§ Your instructions:
Select and reproduce each line of the listing below that bears the string "Diese".

§ Records shown:
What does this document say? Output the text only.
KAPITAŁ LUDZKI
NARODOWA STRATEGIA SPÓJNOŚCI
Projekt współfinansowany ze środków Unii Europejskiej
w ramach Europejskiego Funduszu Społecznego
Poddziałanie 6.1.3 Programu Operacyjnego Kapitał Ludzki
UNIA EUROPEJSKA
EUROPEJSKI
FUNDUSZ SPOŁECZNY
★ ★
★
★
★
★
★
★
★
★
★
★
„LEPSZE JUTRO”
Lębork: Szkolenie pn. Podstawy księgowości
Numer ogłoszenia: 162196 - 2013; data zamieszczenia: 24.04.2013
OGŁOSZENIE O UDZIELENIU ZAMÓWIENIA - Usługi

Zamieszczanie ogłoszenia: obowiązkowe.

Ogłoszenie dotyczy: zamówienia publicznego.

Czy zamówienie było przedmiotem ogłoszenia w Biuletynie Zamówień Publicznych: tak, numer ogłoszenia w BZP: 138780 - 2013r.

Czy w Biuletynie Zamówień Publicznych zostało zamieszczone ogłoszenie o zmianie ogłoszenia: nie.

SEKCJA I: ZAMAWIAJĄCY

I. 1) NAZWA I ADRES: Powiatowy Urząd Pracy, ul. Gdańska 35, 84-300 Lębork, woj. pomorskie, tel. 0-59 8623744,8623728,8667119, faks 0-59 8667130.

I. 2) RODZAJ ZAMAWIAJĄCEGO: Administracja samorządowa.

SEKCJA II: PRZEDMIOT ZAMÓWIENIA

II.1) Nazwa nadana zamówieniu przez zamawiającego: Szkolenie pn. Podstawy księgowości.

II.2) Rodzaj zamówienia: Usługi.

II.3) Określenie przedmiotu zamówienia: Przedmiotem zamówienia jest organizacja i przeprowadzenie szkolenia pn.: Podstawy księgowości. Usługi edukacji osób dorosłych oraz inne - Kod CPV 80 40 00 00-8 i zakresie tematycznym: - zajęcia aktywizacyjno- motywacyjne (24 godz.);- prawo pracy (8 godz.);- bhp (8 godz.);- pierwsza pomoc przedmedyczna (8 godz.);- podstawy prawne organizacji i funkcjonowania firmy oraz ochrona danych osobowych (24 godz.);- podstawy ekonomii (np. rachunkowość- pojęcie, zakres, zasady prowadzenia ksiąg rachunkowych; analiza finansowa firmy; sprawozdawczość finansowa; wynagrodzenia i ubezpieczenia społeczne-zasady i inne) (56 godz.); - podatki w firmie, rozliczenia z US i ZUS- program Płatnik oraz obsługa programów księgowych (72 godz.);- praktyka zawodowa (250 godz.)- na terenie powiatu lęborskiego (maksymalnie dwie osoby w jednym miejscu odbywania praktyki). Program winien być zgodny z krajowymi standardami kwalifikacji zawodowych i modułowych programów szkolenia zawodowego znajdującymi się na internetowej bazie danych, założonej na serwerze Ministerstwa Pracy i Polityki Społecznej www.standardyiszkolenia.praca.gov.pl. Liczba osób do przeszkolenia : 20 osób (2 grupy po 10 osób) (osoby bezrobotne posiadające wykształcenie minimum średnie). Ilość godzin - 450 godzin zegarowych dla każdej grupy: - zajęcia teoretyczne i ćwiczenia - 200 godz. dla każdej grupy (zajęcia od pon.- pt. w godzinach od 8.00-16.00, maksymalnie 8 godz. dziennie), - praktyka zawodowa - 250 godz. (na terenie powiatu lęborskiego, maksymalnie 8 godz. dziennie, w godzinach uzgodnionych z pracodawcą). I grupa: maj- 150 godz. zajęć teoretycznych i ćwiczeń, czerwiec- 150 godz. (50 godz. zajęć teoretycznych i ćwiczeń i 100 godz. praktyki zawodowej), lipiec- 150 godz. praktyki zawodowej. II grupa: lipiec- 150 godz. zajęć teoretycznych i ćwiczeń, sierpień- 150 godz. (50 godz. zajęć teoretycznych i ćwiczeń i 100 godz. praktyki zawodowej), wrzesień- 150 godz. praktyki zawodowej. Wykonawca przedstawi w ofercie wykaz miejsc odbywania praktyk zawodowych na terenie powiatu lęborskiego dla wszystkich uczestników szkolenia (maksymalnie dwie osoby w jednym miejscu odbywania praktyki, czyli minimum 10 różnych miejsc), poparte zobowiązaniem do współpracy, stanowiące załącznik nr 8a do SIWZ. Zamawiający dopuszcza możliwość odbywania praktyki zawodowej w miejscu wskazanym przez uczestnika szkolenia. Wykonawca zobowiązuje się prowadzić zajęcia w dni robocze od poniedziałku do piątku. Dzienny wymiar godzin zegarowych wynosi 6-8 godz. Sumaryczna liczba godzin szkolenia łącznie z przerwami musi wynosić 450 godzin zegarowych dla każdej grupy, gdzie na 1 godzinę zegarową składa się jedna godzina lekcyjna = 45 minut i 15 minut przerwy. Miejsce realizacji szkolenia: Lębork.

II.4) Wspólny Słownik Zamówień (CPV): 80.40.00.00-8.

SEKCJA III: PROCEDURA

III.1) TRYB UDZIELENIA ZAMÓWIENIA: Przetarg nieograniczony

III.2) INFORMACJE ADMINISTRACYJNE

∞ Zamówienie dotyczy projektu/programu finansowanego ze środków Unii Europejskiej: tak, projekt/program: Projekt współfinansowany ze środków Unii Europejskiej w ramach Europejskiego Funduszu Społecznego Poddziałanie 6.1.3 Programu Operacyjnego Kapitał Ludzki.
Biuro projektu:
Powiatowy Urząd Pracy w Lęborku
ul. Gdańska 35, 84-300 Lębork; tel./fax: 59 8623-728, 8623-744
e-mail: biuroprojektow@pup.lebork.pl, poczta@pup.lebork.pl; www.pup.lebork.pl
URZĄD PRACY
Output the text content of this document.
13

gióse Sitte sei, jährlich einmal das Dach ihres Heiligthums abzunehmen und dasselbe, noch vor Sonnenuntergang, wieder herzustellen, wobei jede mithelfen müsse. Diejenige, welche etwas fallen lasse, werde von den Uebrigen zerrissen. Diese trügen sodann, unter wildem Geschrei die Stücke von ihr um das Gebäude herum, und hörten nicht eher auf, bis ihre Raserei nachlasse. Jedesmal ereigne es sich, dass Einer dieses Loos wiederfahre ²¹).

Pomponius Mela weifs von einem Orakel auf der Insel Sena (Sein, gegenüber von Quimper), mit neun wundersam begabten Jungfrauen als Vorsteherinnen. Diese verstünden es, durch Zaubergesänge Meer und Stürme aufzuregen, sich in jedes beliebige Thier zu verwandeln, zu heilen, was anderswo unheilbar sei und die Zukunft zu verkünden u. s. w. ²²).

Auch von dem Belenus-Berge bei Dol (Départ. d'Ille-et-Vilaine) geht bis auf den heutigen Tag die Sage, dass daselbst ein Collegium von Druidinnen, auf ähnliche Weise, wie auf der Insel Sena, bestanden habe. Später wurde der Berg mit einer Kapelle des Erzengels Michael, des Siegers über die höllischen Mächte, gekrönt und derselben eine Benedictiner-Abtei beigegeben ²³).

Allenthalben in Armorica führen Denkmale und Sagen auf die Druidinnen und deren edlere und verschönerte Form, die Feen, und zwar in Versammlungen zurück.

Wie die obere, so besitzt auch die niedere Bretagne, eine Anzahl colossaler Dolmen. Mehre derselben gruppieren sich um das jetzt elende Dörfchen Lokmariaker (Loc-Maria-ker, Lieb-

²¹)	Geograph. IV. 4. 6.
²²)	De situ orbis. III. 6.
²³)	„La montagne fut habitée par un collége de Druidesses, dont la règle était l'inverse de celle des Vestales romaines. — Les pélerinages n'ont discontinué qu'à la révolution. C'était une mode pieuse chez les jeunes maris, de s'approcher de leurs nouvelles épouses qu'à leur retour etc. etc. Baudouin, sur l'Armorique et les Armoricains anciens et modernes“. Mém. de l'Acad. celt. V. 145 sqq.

§ Correct response:
gióse Sitte sei, jährlich einmal das Dach ihres Heiligthums abzunehmen und dasselbe, noch vor Sonnenuntergang, wieder herzustellen, wobei jede mithelfen müsse. Diejenige, welche etwas fallen lasse, werde von den Uebrigen zerrissen. Diese trügen sodann, unter wildem Geschrei die Stücke von ihr um das Gebäude herum, und hörten nicht eher auf, bis ihre Raserei nachlasse. Jedesmal ereigne es sich, dass Einer dieses Loos wiederfahre ²¹).
Pomponius Mela weifs von einem Orakel auf der Insel Sena (Sein, gegenüber von Quimper), mit neun wundersam begabten Jungfrauen als Vorsteherinnen. Diese verstünden es, durch Zaubergesänge Meer und Stürme aufzuregen, sich in jedes beliebige Thier zu verwandeln, zu heilen, was anderswo unheilbar sei und die Zukunft zu verkünden u. s. w. ²²).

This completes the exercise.